• GIVEN INSTRUCTION
Give only the number of lines in these records that contain the word "December".
##############################
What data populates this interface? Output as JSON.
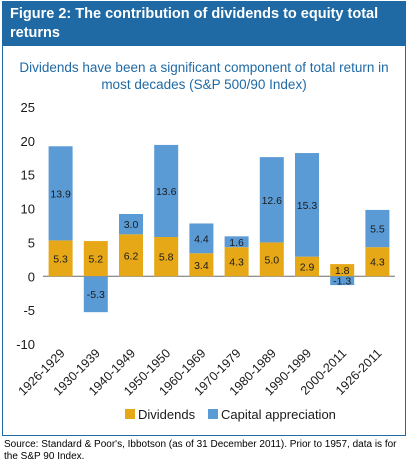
{
  "figure": {
    "header_title": "Figure 2: The contribution of dividends to equity total returns",
    "subtitle": "Dividends have been a significant component of total return in most decades (S&P 500/90 Index)",
    "source_note": "Source: Standard & Poor's, Ibbotson (as of 31 December 2011). Prior to 1957, data is for the S&P 90 Index."
  },
  "colors": {
    "header_bg": "#1f6aa5",
    "dividends": "#e6a817",
    "capital_appreciation": "#5b9bd5",
    "text_dark": "#1a1a1a"
  },
  "chart_data": {
    "type": "bar",
    "stacked": true,
    "categories": [
      "1926-1929",
      "1930-1939",
      "1940-1949",
      "1950-1950",
      "1960-1969",
      "1970-1979",
      "1980-1989",
      "1990-1999",
      "2000-2011",
      "1926-2011"
    ],
    "series": [
      {
        "name": "Dividends",
        "values": [
          5.3,
          5.2,
          6.2,
          5.8,
          3.4,
          4.3,
          5.0,
          2.9,
          1.8,
          4.3
        ]
      },
      {
        "name": "Capital appreciation",
        "values": [
          13.9,
          -5.3,
          3.0,
          13.6,
          4.4,
          1.6,
          12.6,
          15.3,
          -1.3,
          5.5
        ]
      }
    ],
    "value_labels": {
      "Dividends": [
        "5.3",
        "5.2",
        "6.2",
        "5.8",
        "3.4",
        "4.3",
        "5.0",
        "2.9",
        "1.8",
        "4.3"
      ],
      "Capital appreciation": [
        "13.9",
        "-5.3",
        "3.0",
        "13.6",
        "4.4",
        "1.6",
        "12.6",
        "15.3",
        "-1.3",
        "5.5"
      ]
    },
    "ylim": [
      -10,
      25
    ],
    "yticks": [
      25,
      20,
      15,
      10,
      5,
      0,
      -5,
      -10
    ],
    "ytick_labels": [
      "25",
      "20",
      "15",
      "10",
      "5",
      "0",
      "-5",
      "-10"
    ],
    "grid": false,
    "legend_position": "bottom"
  }
}
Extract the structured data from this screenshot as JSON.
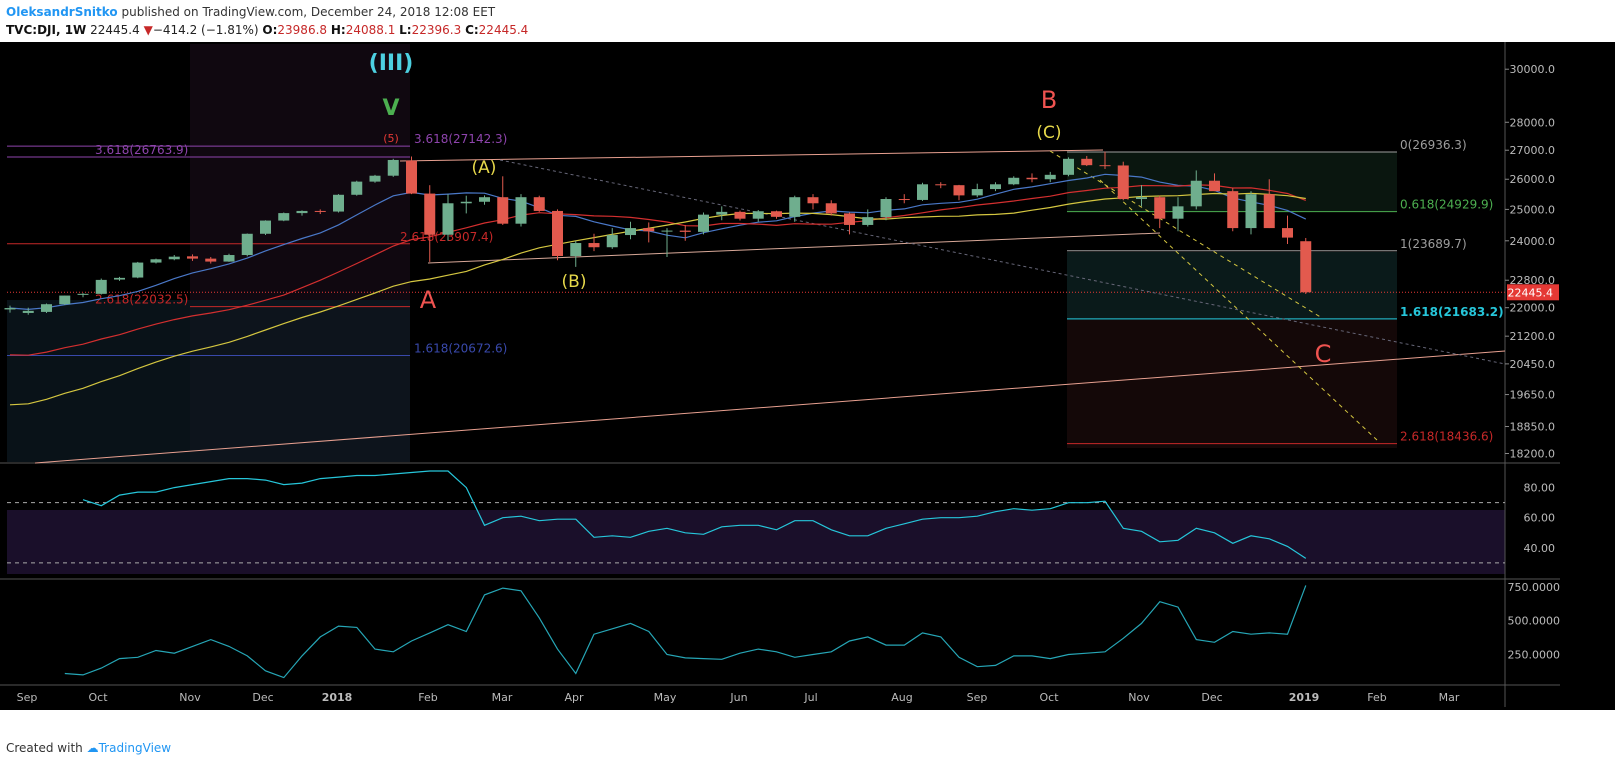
{
  "header": {
    "author": "OleksandrSnitko",
    "published": "published on TradingView.com, December 24, 2018 12:08 EET",
    "symbol": "TVC:DJI, 1W",
    "last": "22445.4",
    "arrow": "▼",
    "change": "−414.2 (−1.81%)",
    "o_label": "O:",
    "o_value": "23986.8",
    "h_label": "H:",
    "h_value": "24088.1",
    "l_label": "L:",
    "l_value": "22396.3",
    "c_label": "C:",
    "c_value": "22445.4"
  },
  "footer": {
    "created_with": "Created with",
    "brand": "TradingView"
  },
  "chart_data": {
    "type": "candlestick",
    "title": "TVC:DJI, 1W",
    "price_axis": {
      "scale": "log",
      "range": [
        18000,
        31000
      ],
      "ticks": [
        "30000.0",
        "28000.0",
        "27000.0",
        "26000.0",
        "25000.0",
        "24000.0",
        "22800.0",
        "22000.0",
        "21200.0",
        "20450.0",
        "19650.0",
        "18850.0",
        "18200.0"
      ],
      "last_price_label": "22445.4"
    },
    "time_axis": {
      "labels": [
        "Sep",
        "Oct",
        "Nov",
        "Dec",
        "2018",
        "Feb",
        "Mar",
        "Apr",
        "May",
        "Jun",
        "Jul",
        "Aug",
        "Sep",
        "Oct",
        "Nov",
        "Dec",
        "2019",
        "Feb",
        "Mar"
      ]
    },
    "candles": [
      {
        "t": 0,
        "o": 21950,
        "h": 22060,
        "l": 21860,
        "c": 21990
      },
      {
        "t": 1,
        "o": 21850,
        "h": 22000,
        "l": 21800,
        "c": 21910
      },
      {
        "t": 2,
        "o": 21880,
        "h": 22120,
        "l": 21850,
        "c": 22100
      },
      {
        "t": 3,
        "o": 22100,
        "h": 22350,
        "l": 22080,
        "c": 22350
      },
      {
        "t": 4,
        "o": 22370,
        "h": 22420,
        "l": 22300,
        "c": 22400
      },
      {
        "t": 5,
        "o": 22400,
        "h": 22850,
        "l": 22380,
        "c": 22810
      },
      {
        "t": 6,
        "o": 22820,
        "h": 22900,
        "l": 22780,
        "c": 22870
      },
      {
        "t": 7,
        "o": 22880,
        "h": 23350,
        "l": 22860,
        "c": 23330
      },
      {
        "t": 8,
        "o": 23330,
        "h": 23450,
        "l": 23300,
        "c": 23430
      },
      {
        "t": 9,
        "o": 23430,
        "h": 23560,
        "l": 23400,
        "c": 23510
      },
      {
        "t": 10,
        "o": 23520,
        "h": 23580,
        "l": 23380,
        "c": 23450
      },
      {
        "t": 11,
        "o": 23450,
        "h": 23500,
        "l": 23300,
        "c": 23360
      },
      {
        "t": 12,
        "o": 23360,
        "h": 23600,
        "l": 23350,
        "c": 23560
      },
      {
        "t": 13,
        "o": 23560,
        "h": 24230,
        "l": 23520,
        "c": 24220
      },
      {
        "t": 14,
        "o": 24220,
        "h": 24650,
        "l": 24180,
        "c": 24640
      },
      {
        "t": 15,
        "o": 24640,
        "h": 24900,
        "l": 24620,
        "c": 24880
      },
      {
        "t": 16,
        "o": 24880,
        "h": 24970,
        "l": 24800,
        "c": 24950
      },
      {
        "t": 17,
        "o": 24950,
        "h": 25000,
        "l": 24850,
        "c": 24930
      },
      {
        "t": 18,
        "o": 24930,
        "h": 25500,
        "l": 24900,
        "c": 25480
      },
      {
        "t": 19,
        "o": 25480,
        "h": 25950,
        "l": 25450,
        "c": 25920
      },
      {
        "t": 20,
        "o": 25920,
        "h": 26150,
        "l": 25880,
        "c": 26120
      },
      {
        "t": 21,
        "o": 26120,
        "h": 26700,
        "l": 26080,
        "c": 26660
      },
      {
        "t": 22,
        "o": 26640,
        "h": 26780,
        "l": 25500,
        "c": 25520
      },
      {
        "t": 23,
        "o": 25520,
        "h": 25800,
        "l": 23350,
        "c": 24190
      },
      {
        "t": 24,
        "o": 24190,
        "h": 25500,
        "l": 24000,
        "c": 25200
      },
      {
        "t": 25,
        "o": 25200,
        "h": 25450,
        "l": 24870,
        "c": 25250
      },
      {
        "t": 26,
        "o": 25250,
        "h": 25460,
        "l": 25150,
        "c": 25400
      },
      {
        "t": 27,
        "o": 25400,
        "h": 26100,
        "l": 24500,
        "c": 24540
      },
      {
        "t": 28,
        "o": 24540,
        "h": 25500,
        "l": 24450,
        "c": 25400
      },
      {
        "t": 29,
        "o": 25400,
        "h": 25450,
        "l": 24920,
        "c": 24950
      },
      {
        "t": 30,
        "o": 24950,
        "h": 25000,
        "l": 23400,
        "c": 23530
      },
      {
        "t": 31,
        "o": 23530,
        "h": 24000,
        "l": 23200,
        "c": 23930
      },
      {
        "t": 32,
        "o": 23930,
        "h": 24220,
        "l": 23680,
        "c": 23800
      },
      {
        "t": 33,
        "o": 23800,
        "h": 24400,
        "l": 23750,
        "c": 24180
      },
      {
        "t": 34,
        "o": 24180,
        "h": 24600,
        "l": 24050,
        "c": 24400
      },
      {
        "t": 35,
        "o": 24400,
        "h": 24580,
        "l": 23950,
        "c": 24300
      },
      {
        "t": 36,
        "o": 24300,
        "h": 24400,
        "l": 23500,
        "c": 24320
      },
      {
        "t": 37,
        "o": 24320,
        "h": 24500,
        "l": 24000,
        "c": 24280
      },
      {
        "t": 38,
        "o": 24280,
        "h": 24900,
        "l": 24200,
        "c": 24830
      },
      {
        "t": 39,
        "o": 24830,
        "h": 25100,
        "l": 24650,
        "c": 24920
      },
      {
        "t": 40,
        "o": 24920,
        "h": 24960,
        "l": 24640,
        "c": 24700
      },
      {
        "t": 41,
        "o": 24700,
        "h": 24980,
        "l": 24600,
        "c": 24940
      },
      {
        "t": 42,
        "o": 24940,
        "h": 24960,
        "l": 24700,
        "c": 24760
      },
      {
        "t": 43,
        "o": 24760,
        "h": 25450,
        "l": 24600,
        "c": 25400
      },
      {
        "t": 44,
        "o": 25400,
        "h": 25500,
        "l": 25000,
        "c": 25200
      },
      {
        "t": 45,
        "o": 25200,
        "h": 25300,
        "l": 24800,
        "c": 24870
      },
      {
        "t": 46,
        "o": 24870,
        "h": 24900,
        "l": 24200,
        "c": 24500
      },
      {
        "t": 47,
        "o": 24500,
        "h": 25000,
        "l": 24450,
        "c": 24750
      },
      {
        "t": 48,
        "o": 24750,
        "h": 25400,
        "l": 24650,
        "c": 25340
      },
      {
        "t": 49,
        "o": 25340,
        "h": 25500,
        "l": 25200,
        "c": 25310
      },
      {
        "t": 50,
        "o": 25310,
        "h": 25880,
        "l": 25280,
        "c": 25830
      },
      {
        "t": 51,
        "o": 25830,
        "h": 25900,
        "l": 25700,
        "c": 25800
      },
      {
        "t": 52,
        "o": 25800,
        "h": 25810,
        "l": 25300,
        "c": 25460
      },
      {
        "t": 53,
        "o": 25460,
        "h": 25850,
        "l": 25400,
        "c": 25670
      },
      {
        "t": 54,
        "o": 25670,
        "h": 25900,
        "l": 25600,
        "c": 25830
      },
      {
        "t": 55,
        "o": 25830,
        "h": 26100,
        "l": 25800,
        "c": 26050
      },
      {
        "t": 56,
        "o": 26050,
        "h": 26200,
        "l": 25900,
        "c": 26000
      },
      {
        "t": 57,
        "o": 26000,
        "h": 26250,
        "l": 25900,
        "c": 26150
      },
      {
        "t": 58,
        "o": 26150,
        "h": 26750,
        "l": 26100,
        "c": 26700
      },
      {
        "t": 59,
        "o": 26700,
        "h": 26800,
        "l": 26450,
        "c": 26480
      },
      {
        "t": 60,
        "o": 26480,
        "h": 26950,
        "l": 26350,
        "c": 26470
      },
      {
        "t": 61,
        "o": 26470,
        "h": 26600,
        "l": 25300,
        "c": 25340
      },
      {
        "t": 62,
        "o": 25340,
        "h": 25800,
        "l": 25100,
        "c": 25400
      },
      {
        "t": 63,
        "o": 25400,
        "h": 25450,
        "l": 24400,
        "c": 24700
      },
      {
        "t": 64,
        "o": 24700,
        "h": 25400,
        "l": 24300,
        "c": 25100
      },
      {
        "t": 65,
        "o": 25100,
        "h": 26300,
        "l": 25000,
        "c": 25950
      },
      {
        "t": 66,
        "o": 25950,
        "h": 26200,
        "l": 25600,
        "c": 25600
      },
      {
        "t": 67,
        "o": 25600,
        "h": 25700,
        "l": 24300,
        "c": 24400
      },
      {
        "t": 68,
        "o": 24400,
        "h": 25600,
        "l": 24200,
        "c": 25500
      },
      {
        "t": 69,
        "o": 25500,
        "h": 26000,
        "l": 24400,
        "c": 24400
      },
      {
        "t": 70,
        "o": 24400,
        "h": 24800,
        "l": 23900,
        "c": 24100
      },
      {
        "t": 71,
        "o": 23986.8,
        "h": 24088.1,
        "l": 22396.3,
        "c": 22445.4
      }
    ],
    "moving_averages": [
      {
        "name": "MA blue",
        "color": "#4a78c8"
      },
      {
        "name": "MA red",
        "color": "#d32f2f"
      },
      {
        "name": "MA yellow",
        "color": "#d4c640"
      }
    ],
    "fib_levels": [
      {
        "label": "3.618(26763.9)",
        "price": 26763.9,
        "color": "#8e44ad"
      },
      {
        "label": "3.618(27142.3)",
        "price": 27142.3,
        "color": "#8e44ad"
      },
      {
        "label": "2.618(23907.4)",
        "price": 23907.4,
        "color": "#c62828"
      },
      {
        "label": "2.618(22032.5)",
        "price": 22032.5,
        "color": "#c62828"
      },
      {
        "label": "1.618(20672.6)",
        "price": 20672.6,
        "color": "#3949ab"
      },
      {
        "label": "0(26936.3)",
        "price": 26936.3,
        "color": "#9e9e9e"
      },
      {
        "label": "0.618(24929.9)",
        "price": 24929.9,
        "color": "#4caf50"
      },
      {
        "label": "1(23689.7)",
        "price": 23689.7,
        "color": "#9e9e9e"
      },
      {
        "label": "1.618(21683.2)",
        "price": 21683.2,
        "color": "#26c6da"
      },
      {
        "label": "2.618(18436.6)",
        "price": 18436.6,
        "color": "#c62828"
      }
    ],
    "wave_labels": [
      {
        "text": "(III)",
        "color": "#4dd0e1"
      },
      {
        "text": "V",
        "color": "#4caf50"
      },
      {
        "text": "(5)",
        "color": "#e53935"
      },
      {
        "text": "(A)",
        "color": "#e6d84a"
      },
      {
        "text": "(B)",
        "color": "#e6d84a"
      },
      {
        "text": "(C)",
        "color": "#e6d84a"
      },
      {
        "text": "A",
        "color": "#ef5350"
      },
      {
        "text": "B",
        "color": "#ef5350"
      },
      {
        "text": "C",
        "color": "#ef5350"
      }
    ],
    "rsi": {
      "ticks": [
        "80.00",
        "60.00",
        "40.00"
      ],
      "levels": [
        70,
        30
      ],
      "values": [
        72,
        68,
        75,
        77,
        77,
        80,
        82,
        84,
        86,
        86,
        85,
        82,
        83,
        86,
        87,
        88,
        88,
        89,
        90,
        91,
        91,
        80,
        55,
        60,
        61,
        58,
        59,
        59,
        47,
        48,
        47,
        51,
        53,
        50,
        49,
        54,
        55,
        55,
        52,
        58,
        58,
        52,
        48,
        48,
        53,
        56,
        59,
        60,
        60,
        61,
        64,
        66,
        65,
        66,
        70,
        70,
        71,
        53,
        51,
        44,
        45,
        53,
        50,
        43,
        48,
        46,
        41,
        33
      ]
    },
    "volume_osc": {
      "ticks": [
        "750.0000",
        "500.0000",
        "250.0000"
      ],
      "values": [
        110,
        100,
        150,
        220,
        230,
        280,
        260,
        310,
        360,
        310,
        240,
        130,
        80,
        240,
        380,
        460,
        450,
        290,
        270,
        350,
        410,
        470,
        420,
        690,
        740,
        720,
        520,
        290,
        110,
        400,
        440,
        480,
        420,
        250,
        225,
        220,
        215,
        260,
        290,
        270,
        230,
        250,
        270,
        350,
        380,
        320,
        320,
        410,
        380,
        230,
        160,
        170,
        240,
        240,
        220,
        250,
        260,
        270,
        370,
        480,
        640,
        600,
        360,
        340,
        420,
        400,
        410,
        400,
        760
      ]
    }
  }
}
##############################
• SOLUTION TO THIS TASK
2